● **Stored entries**:
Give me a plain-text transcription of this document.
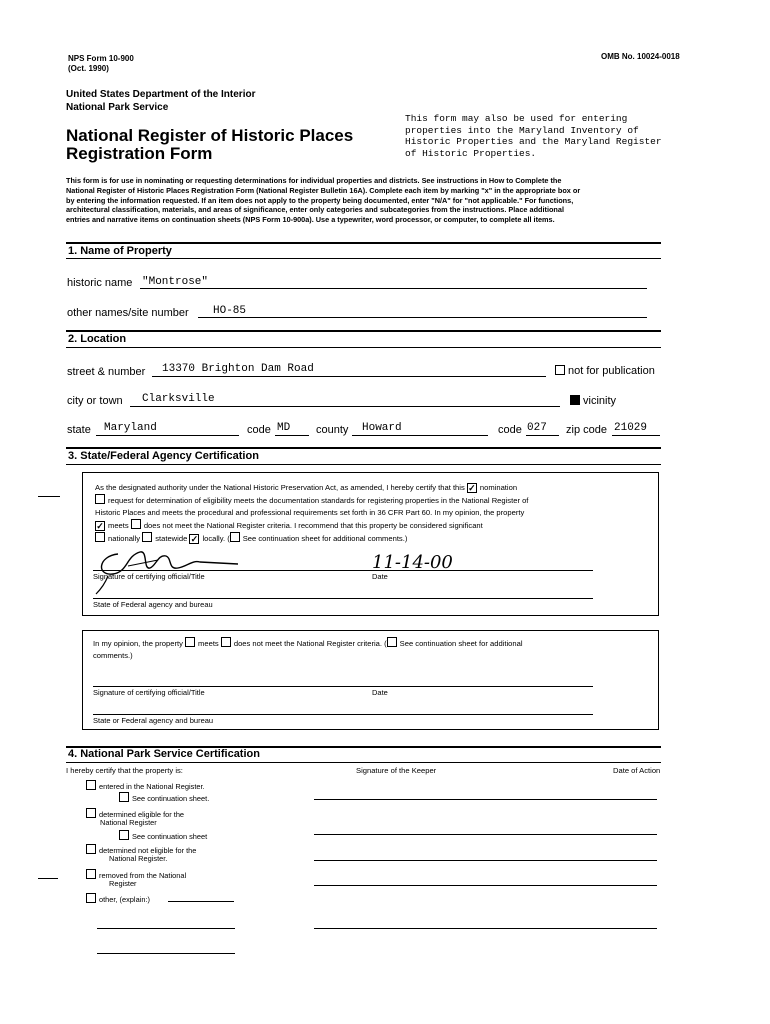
NPS Form 10-900
(Oct. 1990)
OMB No. 10024-0018
United States Department of the Interior
National Park Service
National Register of Historic Places
Registration Form
This form may also be used for entering
properties into the Maryland Inventory of
Historic Properties and the Maryland Register
of Historic Properties.
This form is for use in nominating or requesting determinations for individual properties and districts. See instructions in How to Complete the
National Register of Historic Places Registration Form (National Register Bulletin 16A). Complete each item by marking "x" in the appropriate box or
by entering the information requested. If an item does not apply to the property being documented, enter "N/A" for "not applicable." For functions,
architectural classification, materials, and areas of significance, enter only categories and subcategories from the instructions. Place additional
entries and narrative items on continuation sheets (NPS Form 10-900a). Use a typewriter, word processor, or computer, to complete all items.
1. Name of Property
historic name "Montrose"
other names/site number HO-85
2. Location
street & number 13370 Brighton Dam Road	not for publication
city or town Clarksville	vicinity
state Maryland	code MD county Howard	code 027 zip code 21029
3. State/Federal Agency Certification
As the designated authority under the National Historic Preservation Act, as amended, I hereby certify that this ✓ nomination
request for determination of eligibility meets the documentation standards for registering properties in the National Register of
Historic Places and meets the procedural and professional requirements set forth in 36 CFR Part 60. In my opinion, the property
✓ meets does not meet the National Register criteria. I recommend that this property be considered significant
nationally statewide ✓ locally. ( See continuation sheet for additional comments.)
11-14-00
Signature of certifying official/Title	Date
State of Federal agency and bureau
In my opinion, the property meets does not meet the National Register criteria. ( See continuation sheet for additional
comments.)
Signature of certifying official/Title	Date
State or Federal agency and bureau
4. National Park Service Certification
I hereby certify that the property is:	Signature of the Keeper	Date of Action
entered in the National Register.
See continuation sheet.
determined eligible for the
National Register
See continuation sheet
determined not eligible for the
National Register.
removed from the National
Register
other, (explain:)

● **Stated exercise**: Will you restate every entry word for word and omit the images?

● **Response to this exercise**:
Give me a plain-text transcription of this document.
NPS Form 10-900
(Oct. 1990)
OMB No. 10024-0018
United States Department of the Interior
National Park Service
National Register of Historic Places
Registration Form
This form may also be used for entering
properties into the Maryland Inventory of
Historic Properties and the Maryland Register
of Historic Properties.
This form is for use in nominating or requesting determinations for individual properties and districts. See instructions in How to Complete the
National Register of Historic Places Registration Form (National Register Bulletin 16A). Complete each item by marking "x" in the appropriate box or
by entering the information requested. If an item does not apply to the property being documented, enter "N/A" for "not applicable." For functions,
architectural classification, materials, and areas of significance, enter only categories and subcategories from the instructions. Place additional
entries and narrative items on continuation sheets (NPS Form 10-900a). Use a typewriter, word processor, or computer, to complete all items.
1. Name of Property
historic name "Montrose"
other names/site number HO-85
2. Location
street & number 13370 Brighton Dam Road	not for publication
city or town Clarksville	vicinity
state Maryland	code MD county Howard	code 027 zip code 21029
3. State/Federal Agency Certification
As the designated authority under the National Historic Preservation Act, as amended, I hereby certify that this ✓ nomination
request for determination of eligibility meets the documentation standards for registering properties in the National Register of
Historic Places and meets the procedural and professional requirements set forth in 36 CFR Part 60. In my opinion, the property
✓ meets does not meet the National Register criteria. I recommend that this property be considered significant
nationally statewide ✓ locally. ( See continuation sheet for additional comments.)
11-14-00
Signature of certifying official/Title	Date
State of Federal agency and bureau
In my opinion, the property meets does not meet the National Register criteria. ( See continuation sheet for additional
comments.)
Signature of certifying official/Title	Date
State or Federal agency and bureau
4. National Park Service Certification
I hereby certify that the property is:	Signature of the Keeper	Date of Action
entered in the National Register.
See continuation sheet.
determined eligible for the
National Register
See continuation sheet
determined not eligible for the
National Register.
removed from the National
Register
other, (explain:)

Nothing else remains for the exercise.